[Stored records]
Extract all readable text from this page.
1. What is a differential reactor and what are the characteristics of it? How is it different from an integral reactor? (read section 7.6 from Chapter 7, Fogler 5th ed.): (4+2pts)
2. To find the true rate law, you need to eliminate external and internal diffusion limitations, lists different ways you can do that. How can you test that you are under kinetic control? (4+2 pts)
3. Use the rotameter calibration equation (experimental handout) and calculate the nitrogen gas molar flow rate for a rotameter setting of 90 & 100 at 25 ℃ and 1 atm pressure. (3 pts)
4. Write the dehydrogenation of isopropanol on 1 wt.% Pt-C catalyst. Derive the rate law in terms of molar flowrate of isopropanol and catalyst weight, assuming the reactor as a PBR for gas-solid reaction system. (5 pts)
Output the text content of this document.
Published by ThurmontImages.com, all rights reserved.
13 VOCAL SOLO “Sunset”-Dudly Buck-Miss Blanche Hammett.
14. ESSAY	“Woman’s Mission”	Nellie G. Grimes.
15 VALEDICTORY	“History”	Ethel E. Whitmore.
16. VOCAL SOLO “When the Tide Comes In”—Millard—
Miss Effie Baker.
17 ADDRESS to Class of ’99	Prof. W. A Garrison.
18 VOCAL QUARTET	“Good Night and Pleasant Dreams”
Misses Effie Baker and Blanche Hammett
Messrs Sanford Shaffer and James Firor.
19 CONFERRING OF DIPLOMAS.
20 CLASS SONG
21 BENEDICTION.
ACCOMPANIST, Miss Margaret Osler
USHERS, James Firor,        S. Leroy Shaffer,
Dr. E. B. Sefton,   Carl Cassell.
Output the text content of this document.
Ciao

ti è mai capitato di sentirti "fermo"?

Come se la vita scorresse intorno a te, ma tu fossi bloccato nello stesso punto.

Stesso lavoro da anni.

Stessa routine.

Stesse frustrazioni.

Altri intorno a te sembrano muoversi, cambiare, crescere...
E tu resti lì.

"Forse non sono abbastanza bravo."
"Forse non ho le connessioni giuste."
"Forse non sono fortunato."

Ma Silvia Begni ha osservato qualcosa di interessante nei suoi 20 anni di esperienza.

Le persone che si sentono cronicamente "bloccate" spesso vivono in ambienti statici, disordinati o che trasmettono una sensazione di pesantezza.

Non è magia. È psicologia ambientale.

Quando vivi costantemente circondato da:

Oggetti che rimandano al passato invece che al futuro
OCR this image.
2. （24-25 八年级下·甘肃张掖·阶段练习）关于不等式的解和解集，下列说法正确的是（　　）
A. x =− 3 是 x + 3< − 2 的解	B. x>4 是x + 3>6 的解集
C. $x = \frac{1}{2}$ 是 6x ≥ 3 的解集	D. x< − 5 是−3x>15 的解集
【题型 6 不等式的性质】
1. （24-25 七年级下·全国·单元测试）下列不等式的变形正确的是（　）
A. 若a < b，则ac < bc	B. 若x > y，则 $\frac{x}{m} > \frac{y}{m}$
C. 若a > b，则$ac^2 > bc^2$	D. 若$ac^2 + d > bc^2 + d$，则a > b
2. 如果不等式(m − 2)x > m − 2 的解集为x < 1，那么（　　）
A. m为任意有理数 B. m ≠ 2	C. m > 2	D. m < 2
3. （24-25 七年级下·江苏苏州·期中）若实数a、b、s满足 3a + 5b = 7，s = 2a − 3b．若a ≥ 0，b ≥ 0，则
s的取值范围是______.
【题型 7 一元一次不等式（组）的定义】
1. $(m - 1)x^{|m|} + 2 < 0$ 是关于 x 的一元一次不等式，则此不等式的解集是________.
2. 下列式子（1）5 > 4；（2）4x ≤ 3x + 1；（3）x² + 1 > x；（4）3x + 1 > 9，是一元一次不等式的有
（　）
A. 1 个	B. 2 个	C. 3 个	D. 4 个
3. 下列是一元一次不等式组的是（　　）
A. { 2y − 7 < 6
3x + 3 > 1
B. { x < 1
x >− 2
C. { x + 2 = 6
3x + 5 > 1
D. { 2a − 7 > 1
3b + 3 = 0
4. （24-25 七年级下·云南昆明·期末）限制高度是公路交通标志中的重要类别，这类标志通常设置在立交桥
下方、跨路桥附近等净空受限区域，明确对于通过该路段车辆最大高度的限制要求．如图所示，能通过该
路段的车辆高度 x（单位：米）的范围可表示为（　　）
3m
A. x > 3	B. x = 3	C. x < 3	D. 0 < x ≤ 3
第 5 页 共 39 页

» **Requirement**
Output each record exactly, leaving nothing out.

» **Complete response**
Extract all readable text from this page.
1. What is a differential reactor and what are the characteristics of it? How is it different from an integral reactor? (read section 7.6 from Chapter 7, Fogler 5th ed.): (4+2pts)
2. To find the true rate law, you need to eliminate external and internal diffusion limitations, lists different ways you can do that. How can you test that you are under kinetic control? (4+2 pts)
3. Use the rotameter calibration equation (experimental handout) and calculate the nitrogen gas molar flow rate for a rotameter setting of 90 & 100 at 25 ℃ and 1 atm pressure. (3 pts)
4. Write the dehydrogenation of isopropanol on 1 wt.% Pt-C catalyst. Derive the rate law in terms of molar flowrate of isopropanol and catalyst weight, assuming the reactor as a PBR for gas-solid reaction system. (5 pts)
Output the text content of this document.
Published by ThurmontImages.com, all rights reserved.
13 VOCAL SOLO “Sunset”-Dudly Buck-Miss Blanche Hammett.
14. ESSAY	“Woman’s Mission”	Nellie G. Grimes.
15 VALEDICTORY	“History”	Ethel E. Whitmore.
16. VOCAL SOLO “When the Tide Comes In”—Millard—
Miss Effie Baker.
17 ADDRESS to Class of ’99	Prof. W. A Garrison.
18 VOCAL QUARTET	“Good Night and Pleasant Dreams”
Misses Effie Baker and Blanche Hammett
Messrs Sanford Shaffer and James Firor.
19 CONFERRING OF DIPLOMAS.
20 CLASS SONG
21 BENEDICTION.
ACCOMPANIST, Miss Margaret Osler
USHERS, James Firor,        S. Leroy Shaffer,
Dr. E. B. Sefton,   Carl Cassell.
Output the text content of this document.
Ciao

ti è mai capitato di sentirti "fermo"?

Come se la vita scorresse intorno a te, ma tu fossi bloccato nello stesso punto.

Stesso lavoro da anni.

Stessa routine.

Stesse frustrazioni.

Altri intorno a te sembrano muoversi, cambiare, crescere...
E tu resti lì.

"Forse non sono abbastanza bravo."
"Forse non ho le connessioni giuste."
"Forse non sono fortunato."

Ma Silvia Begni ha osservato qualcosa di interessante nei suoi 20 anni di esperienza.

Le persone che si sentono cronicamente "bloccate" spesso vivono in ambienti statici, disordinati o che trasmettono una sensazione di pesantezza.

Non è magia. È psicologia ambientale.

Quando vivi costantemente circondato da:

Oggetti che rimandano al passato invece che al futuro
OCR this image.
2. （24-25 八年级下·甘肃张掖·阶段练习）关于不等式的解和解集，下列说法正确的是（　　）
A. x =− 3 是 x + 3< − 2 的解	B. x>4 是x + 3>6 的解集
C. $x = \frac{1}{2}$ 是 6x ≥ 3 的解集	D. x< − 5 是−3x>15 的解集
【题型 6 不等式的性质】
1. （24-25 七年级下·全国·单元测试）下列不等式的变形正确的是（　）
A. 若a < b，则ac < bc	B. 若x > y，则 $\frac{x}{m} > \frac{y}{m}$
C. 若a > b，则$ac^2 > bc^2$	D. 若$ac^2 + d > bc^2 + d$，则a > b
2. 如果不等式(m − 2)x > m − 2 的解集为x < 1，那么（　　）
A. m为任意有理数 B. m ≠ 2	C. m > 2	D. m < 2
3. （24-25 七年级下·江苏苏州·期中）若实数a、b、s满足 3a + 5b = 7，s = 2a − 3b．若a ≥ 0，b ≥ 0，则
s的取值范围是______.
【题型 7 一元一次不等式（组）的定义】
1. $(m - 1)x^{|m|} + 2 < 0$ 是关于 x 的一元一次不等式，则此不等式的解集是________.
2. 下列式子（1）5 > 4；（2）4x ≤ 3x + 1；（3）x² + 1 > x；（4）3x + 1 > 9，是一元一次不等式的有
（　）
A. 1 个	B. 2 个	C. 3 个	D. 4 个
3. 下列是一元一次不等式组的是（　　）
A. { 2y − 7 < 6
3x + 3 > 1
B. { x < 1
x >− 2
C. { x + 2 = 6
3x + 5 > 1
D. { 2a − 7 > 1
3b + 3 = 0
4. （24-25 七年级下·云南昆明·期末）限制高度是公路交通标志中的重要类别，这类标志通常设置在立交桥
下方、跨路桥附近等净空受限区域，明确对于通过该路段车辆最大高度的限制要求．如图所示，能通过该
路段的车辆高度 x（单位：米）的范围可表示为（　　）
3m
A. x > 3	B. x = 3	C. x < 3	D. 0 < x ≤ 3
第 5 页 共 39 页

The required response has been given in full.